## BEGIN TASK DATA
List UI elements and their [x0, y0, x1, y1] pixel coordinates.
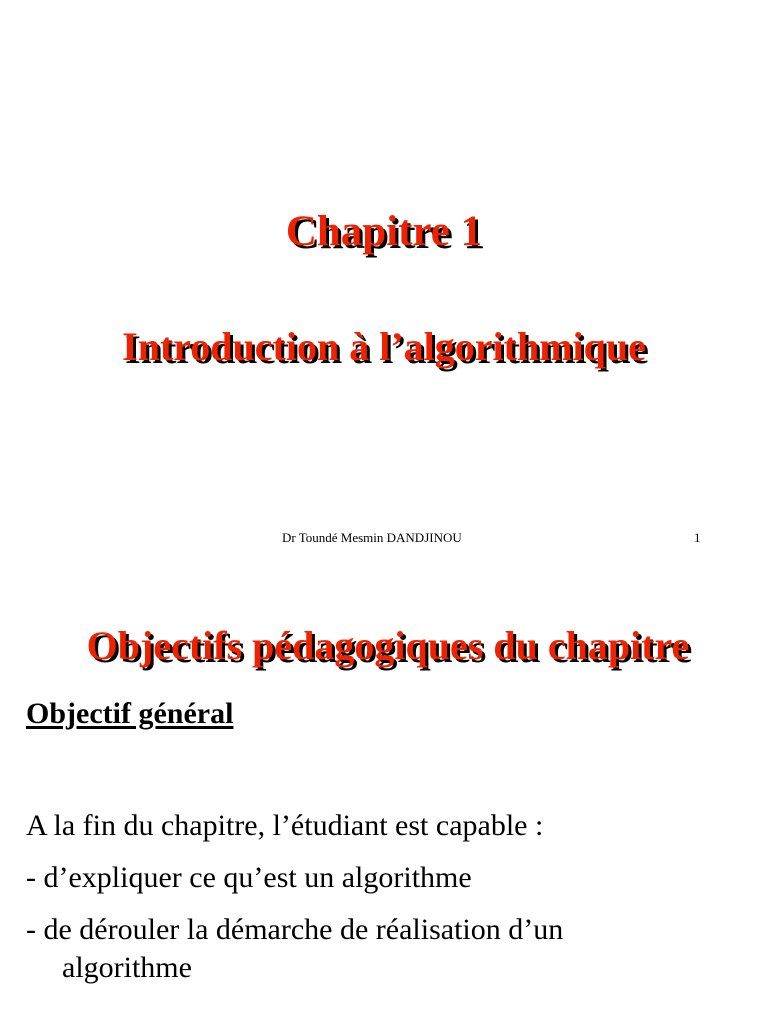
general-objective-heading: Objectif général — [26, 697, 234, 730]
objectives-slide — [0, 576, 768, 1024]
intro-text: A la fin du chapitre, l’étudiant est capable : — [26, 809, 544, 842]
chapter-title: Chapitre 1 — [285, 208, 483, 255]
footer-author: Dr Toundé Mesmin DANDJINOU — [282, 530, 462, 545]
chapter-subtitle: Introduction à l’algorithmique — [122, 324, 646, 369]
list-item-continuation: algorithme — [62, 951, 192, 984]
objectives-title: Objectifs pédagogiques du chapitre — [86, 623, 690, 668]
list-item: - de dérouler la démarche de réalisation d’un — [26, 913, 564, 946]
page-number: 1 — [694, 530, 701, 545]
list-item: - d’expliquer ce qu’est un algorithme — [26, 861, 472, 894]
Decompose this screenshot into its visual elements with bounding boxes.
## END TASK DATA
*GIVEN EXERCISE*. Rewrite all the rows above as one numbered list of their lines, skipping blank lines and leaving out the pictures.

*RESULT*.
1. List UI elements and their [x0, y0, x1, y1] pixel coordinates.
2. general-objective-heading: Objectif général — [26, 697, 234, 730]
3. objectives-slide — [0, 576, 768, 1024]
4. intro-text: A la fin du chapitre, l’étudiant est capable : — [26, 809, 544, 842]
5. chapter-title: Chapitre 1 — [285, 208, 483, 255]
6. footer-author: Dr Toundé Mesmin DANDJINOU — [282, 530, 462, 545]
7. chapter-subtitle: Introduction à l’algorithmique — [122, 324, 646, 369]
8. list-item-continuation: algorithme — [62, 951, 192, 984]
9. objectives-title: Objectifs pédagogiques du chapitre — [86, 623, 690, 668]
10. list-item: - de dérouler la démarche de réalisation d’un — [26, 913, 564, 946]
11. page-number: 1 — [694, 530, 701, 545]
12. list-item: - d’expliquer ce qu’est un algorithme — [26, 861, 472, 894]
13. Decompose this screenshot into its visual elements with bounding boxes.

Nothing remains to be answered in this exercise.